(Stored dataset items)
[START]

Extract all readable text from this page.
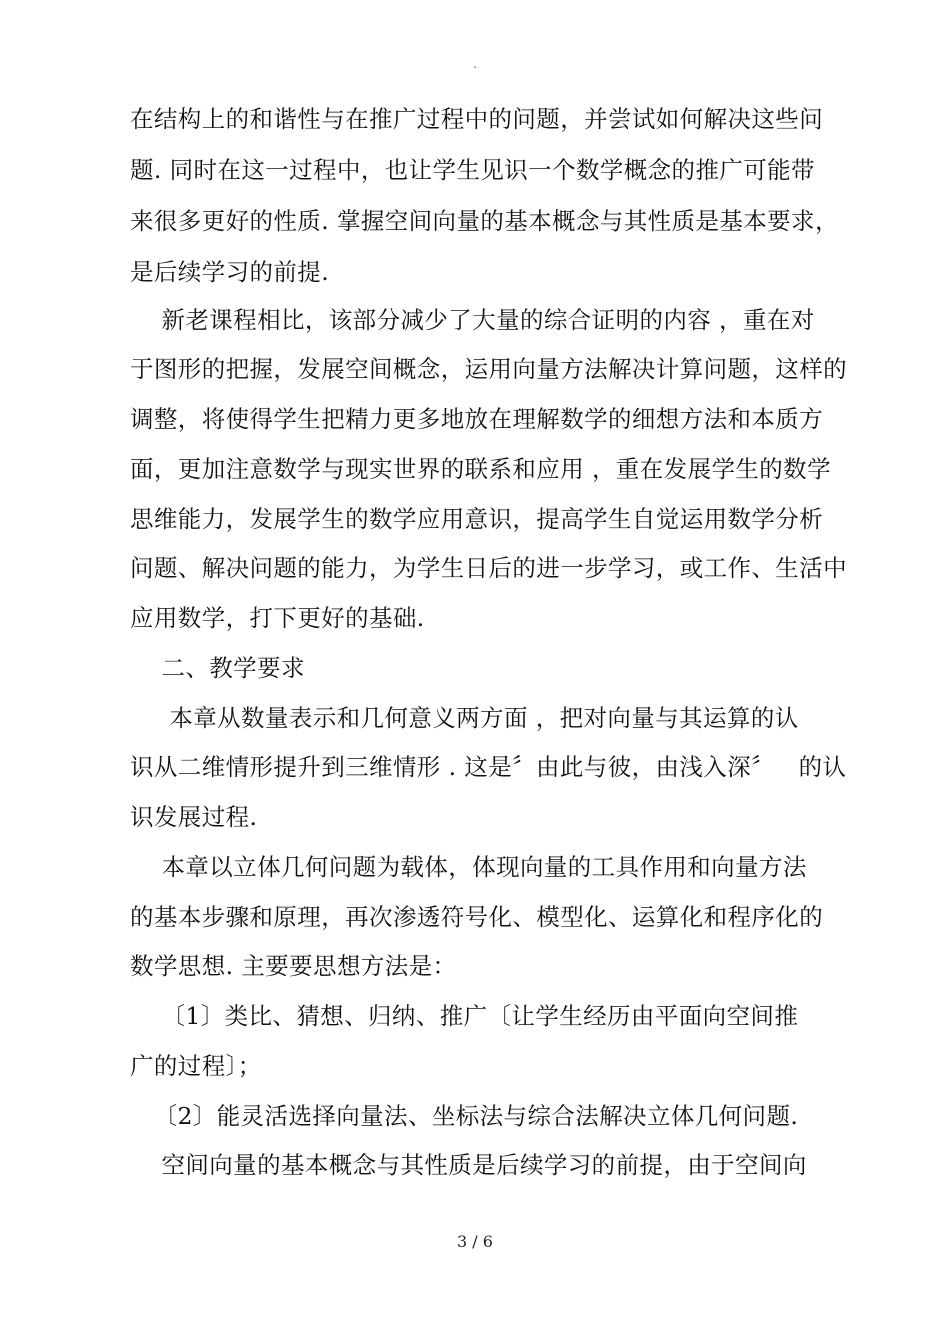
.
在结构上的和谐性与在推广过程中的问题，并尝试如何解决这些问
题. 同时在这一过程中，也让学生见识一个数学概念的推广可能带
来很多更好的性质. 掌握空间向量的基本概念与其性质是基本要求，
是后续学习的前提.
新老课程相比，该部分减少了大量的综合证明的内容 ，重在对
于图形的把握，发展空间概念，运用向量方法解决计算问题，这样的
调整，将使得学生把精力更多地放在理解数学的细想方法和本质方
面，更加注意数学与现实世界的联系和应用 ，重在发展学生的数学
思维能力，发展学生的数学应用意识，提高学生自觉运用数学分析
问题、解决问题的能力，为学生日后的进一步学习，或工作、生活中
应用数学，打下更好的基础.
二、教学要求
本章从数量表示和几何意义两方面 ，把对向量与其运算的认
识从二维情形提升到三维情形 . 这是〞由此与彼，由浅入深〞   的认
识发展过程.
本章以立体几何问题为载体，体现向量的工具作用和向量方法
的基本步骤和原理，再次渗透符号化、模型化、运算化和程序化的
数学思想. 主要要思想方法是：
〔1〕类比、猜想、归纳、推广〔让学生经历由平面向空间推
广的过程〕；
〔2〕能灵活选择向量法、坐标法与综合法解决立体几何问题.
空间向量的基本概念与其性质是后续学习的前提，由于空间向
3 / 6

[END]

_REQUIREMENTS_
Retype the listing exactly. Pictures do not belong in the copy.

_COMPLETE OUTPUT_
Extract all readable text from this page.
.
在结构上的和谐性与在推广过程中的问题，并尝试如何解决这些问
题. 同时在这一过程中，也让学生见识一个数学概念的推广可能带
来很多更好的性质. 掌握空间向量的基本概念与其性质是基本要求，
是后续学习的前提.
新老课程相比，该部分减少了大量的综合证明的内容 ，重在对
于图形的把握，发展空间概念，运用向量方法解决计算问题，这样的
调整，将使得学生把精力更多地放在理解数学的细想方法和本质方
面，更加注意数学与现实世界的联系和应用 ，重在发展学生的数学
思维能力，发展学生的数学应用意识，提高学生自觉运用数学分析
问题、解决问题的能力，为学生日后的进一步学习，或工作、生活中
应用数学，打下更好的基础.
二、教学要求
本章从数量表示和几何意义两方面 ，把对向量与其运算的认
识从二维情形提升到三维情形 . 这是〞由此与彼，由浅入深〞   的认
识发展过程.
本章以立体几何问题为载体，体现向量的工具作用和向量方法
的基本步骤和原理，再次渗透符号化、模型化、运算化和程序化的
数学思想. 主要要思想方法是：
〔1〕类比、猜想、归纳、推广〔让学生经历由平面向空间推
广的过程〕；
〔2〕能灵活选择向量法、坐标法与综合法解决立体几何问题.
空间向量的基本概念与其性质是后续学习的前提，由于空间向
3 / 6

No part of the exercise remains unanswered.